DESCRIPTION OF THE TASK:
Collect every line in the records below that contains the word "инвалидов".

____________________

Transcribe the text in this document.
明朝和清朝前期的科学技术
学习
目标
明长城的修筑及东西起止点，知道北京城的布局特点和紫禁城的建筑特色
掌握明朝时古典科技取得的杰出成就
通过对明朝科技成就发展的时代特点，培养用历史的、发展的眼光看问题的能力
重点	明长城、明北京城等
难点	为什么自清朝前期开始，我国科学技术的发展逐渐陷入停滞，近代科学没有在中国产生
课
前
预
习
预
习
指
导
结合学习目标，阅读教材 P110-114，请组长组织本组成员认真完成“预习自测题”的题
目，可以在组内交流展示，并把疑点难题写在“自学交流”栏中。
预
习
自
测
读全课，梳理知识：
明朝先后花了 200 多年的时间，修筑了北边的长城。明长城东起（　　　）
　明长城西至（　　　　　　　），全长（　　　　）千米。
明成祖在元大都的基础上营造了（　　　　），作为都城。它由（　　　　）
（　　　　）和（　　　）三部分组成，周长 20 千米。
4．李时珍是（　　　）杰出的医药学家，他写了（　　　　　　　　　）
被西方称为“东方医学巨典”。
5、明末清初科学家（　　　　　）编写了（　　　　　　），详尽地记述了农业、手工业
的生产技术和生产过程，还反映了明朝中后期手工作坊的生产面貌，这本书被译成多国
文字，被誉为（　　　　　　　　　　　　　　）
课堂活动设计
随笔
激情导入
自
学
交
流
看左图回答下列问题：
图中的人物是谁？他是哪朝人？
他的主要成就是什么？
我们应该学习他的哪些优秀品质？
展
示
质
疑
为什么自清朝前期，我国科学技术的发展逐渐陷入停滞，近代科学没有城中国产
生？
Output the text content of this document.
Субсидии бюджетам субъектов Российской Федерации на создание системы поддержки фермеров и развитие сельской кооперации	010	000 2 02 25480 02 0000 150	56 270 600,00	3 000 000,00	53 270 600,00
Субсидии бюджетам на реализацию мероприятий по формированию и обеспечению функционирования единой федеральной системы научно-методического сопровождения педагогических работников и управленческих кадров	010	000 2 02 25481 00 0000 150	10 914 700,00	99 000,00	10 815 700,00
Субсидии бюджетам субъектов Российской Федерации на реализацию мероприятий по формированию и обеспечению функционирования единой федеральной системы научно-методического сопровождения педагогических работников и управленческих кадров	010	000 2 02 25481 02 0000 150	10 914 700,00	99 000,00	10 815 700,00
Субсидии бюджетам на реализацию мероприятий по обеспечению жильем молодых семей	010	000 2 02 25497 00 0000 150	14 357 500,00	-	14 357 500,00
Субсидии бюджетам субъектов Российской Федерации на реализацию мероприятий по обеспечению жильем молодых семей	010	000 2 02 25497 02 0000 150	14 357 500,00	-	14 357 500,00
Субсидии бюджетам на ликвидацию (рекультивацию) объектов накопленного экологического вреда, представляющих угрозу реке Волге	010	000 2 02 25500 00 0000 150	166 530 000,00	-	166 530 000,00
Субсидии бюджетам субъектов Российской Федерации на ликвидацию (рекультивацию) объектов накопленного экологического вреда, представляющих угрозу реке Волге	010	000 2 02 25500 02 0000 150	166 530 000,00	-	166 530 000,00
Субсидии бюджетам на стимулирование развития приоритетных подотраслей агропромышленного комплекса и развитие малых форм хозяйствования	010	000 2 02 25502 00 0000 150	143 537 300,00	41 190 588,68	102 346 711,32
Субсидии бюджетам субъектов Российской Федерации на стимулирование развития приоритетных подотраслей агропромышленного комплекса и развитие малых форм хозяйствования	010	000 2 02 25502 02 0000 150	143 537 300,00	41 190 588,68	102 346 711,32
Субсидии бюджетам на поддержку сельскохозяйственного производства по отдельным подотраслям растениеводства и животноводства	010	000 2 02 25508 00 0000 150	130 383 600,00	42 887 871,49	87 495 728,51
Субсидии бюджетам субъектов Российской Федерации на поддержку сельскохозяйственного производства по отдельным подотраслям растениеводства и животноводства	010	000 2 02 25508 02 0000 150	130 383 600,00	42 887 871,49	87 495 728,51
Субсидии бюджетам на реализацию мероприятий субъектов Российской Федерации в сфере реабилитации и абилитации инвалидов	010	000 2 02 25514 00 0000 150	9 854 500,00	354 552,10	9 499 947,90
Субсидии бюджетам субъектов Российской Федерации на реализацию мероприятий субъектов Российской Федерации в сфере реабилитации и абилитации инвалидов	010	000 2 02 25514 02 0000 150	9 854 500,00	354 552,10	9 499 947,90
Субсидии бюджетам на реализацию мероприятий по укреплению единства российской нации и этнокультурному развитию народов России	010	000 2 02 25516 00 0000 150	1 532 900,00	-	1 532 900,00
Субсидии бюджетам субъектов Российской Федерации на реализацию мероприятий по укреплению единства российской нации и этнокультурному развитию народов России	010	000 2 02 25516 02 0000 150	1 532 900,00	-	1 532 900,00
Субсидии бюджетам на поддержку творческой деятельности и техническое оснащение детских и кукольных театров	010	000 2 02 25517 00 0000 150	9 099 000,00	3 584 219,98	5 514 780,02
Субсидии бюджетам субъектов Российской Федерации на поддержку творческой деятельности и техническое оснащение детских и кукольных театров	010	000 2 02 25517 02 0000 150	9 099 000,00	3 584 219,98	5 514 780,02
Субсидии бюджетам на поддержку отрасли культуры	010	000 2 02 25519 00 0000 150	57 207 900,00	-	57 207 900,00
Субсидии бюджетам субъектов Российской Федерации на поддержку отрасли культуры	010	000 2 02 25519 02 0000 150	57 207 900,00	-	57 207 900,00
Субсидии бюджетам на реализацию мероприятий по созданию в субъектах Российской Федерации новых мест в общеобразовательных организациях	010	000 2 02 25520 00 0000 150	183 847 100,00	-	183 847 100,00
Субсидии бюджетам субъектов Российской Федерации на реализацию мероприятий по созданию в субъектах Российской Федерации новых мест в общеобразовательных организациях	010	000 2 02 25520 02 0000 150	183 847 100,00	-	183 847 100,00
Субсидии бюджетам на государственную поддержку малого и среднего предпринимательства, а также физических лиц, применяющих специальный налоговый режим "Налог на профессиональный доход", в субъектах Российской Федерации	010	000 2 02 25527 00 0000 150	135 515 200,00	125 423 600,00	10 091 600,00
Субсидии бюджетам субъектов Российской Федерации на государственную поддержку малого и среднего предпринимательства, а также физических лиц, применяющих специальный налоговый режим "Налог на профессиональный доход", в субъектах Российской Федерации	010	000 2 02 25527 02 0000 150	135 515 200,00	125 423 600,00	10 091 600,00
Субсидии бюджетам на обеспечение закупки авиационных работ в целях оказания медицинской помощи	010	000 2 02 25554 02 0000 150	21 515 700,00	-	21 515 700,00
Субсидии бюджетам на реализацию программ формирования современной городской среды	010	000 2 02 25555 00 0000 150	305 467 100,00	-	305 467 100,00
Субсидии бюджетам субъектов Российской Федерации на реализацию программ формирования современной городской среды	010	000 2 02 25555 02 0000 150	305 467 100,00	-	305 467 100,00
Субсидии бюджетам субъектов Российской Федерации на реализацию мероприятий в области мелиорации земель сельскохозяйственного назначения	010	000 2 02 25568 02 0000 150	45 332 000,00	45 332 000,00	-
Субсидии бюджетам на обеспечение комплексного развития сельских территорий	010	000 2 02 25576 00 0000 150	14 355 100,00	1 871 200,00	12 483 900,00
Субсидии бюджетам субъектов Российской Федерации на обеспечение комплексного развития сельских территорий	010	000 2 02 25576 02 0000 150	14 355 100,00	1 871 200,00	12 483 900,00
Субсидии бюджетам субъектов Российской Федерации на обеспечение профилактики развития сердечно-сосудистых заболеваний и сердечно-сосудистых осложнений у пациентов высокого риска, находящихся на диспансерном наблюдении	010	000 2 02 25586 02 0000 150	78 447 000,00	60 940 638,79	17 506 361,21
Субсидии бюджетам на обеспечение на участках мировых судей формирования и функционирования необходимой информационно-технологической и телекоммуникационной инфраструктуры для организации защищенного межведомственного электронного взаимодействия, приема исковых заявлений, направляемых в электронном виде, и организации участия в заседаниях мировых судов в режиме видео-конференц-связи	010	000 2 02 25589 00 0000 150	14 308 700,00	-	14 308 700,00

____________________

FULL RESPONSE:
Субсидии бюджетам на реализацию мероприятий субъектов Российской Федерации в сфере реабилитации и абилитации инвалидов	010	000 2 02 25514 00 0000 150	9 854 500,00	354 552,10	9 499 947,90
Субсидии бюджетам субъектов Российской Федерации на реализацию мероприятий субъектов Российской Федерации в сфере реабилитации и абилитации инвалидов	010	000 2 02 25514 02 0000 150	9 854 500,00	354 552,10	9 499 947,90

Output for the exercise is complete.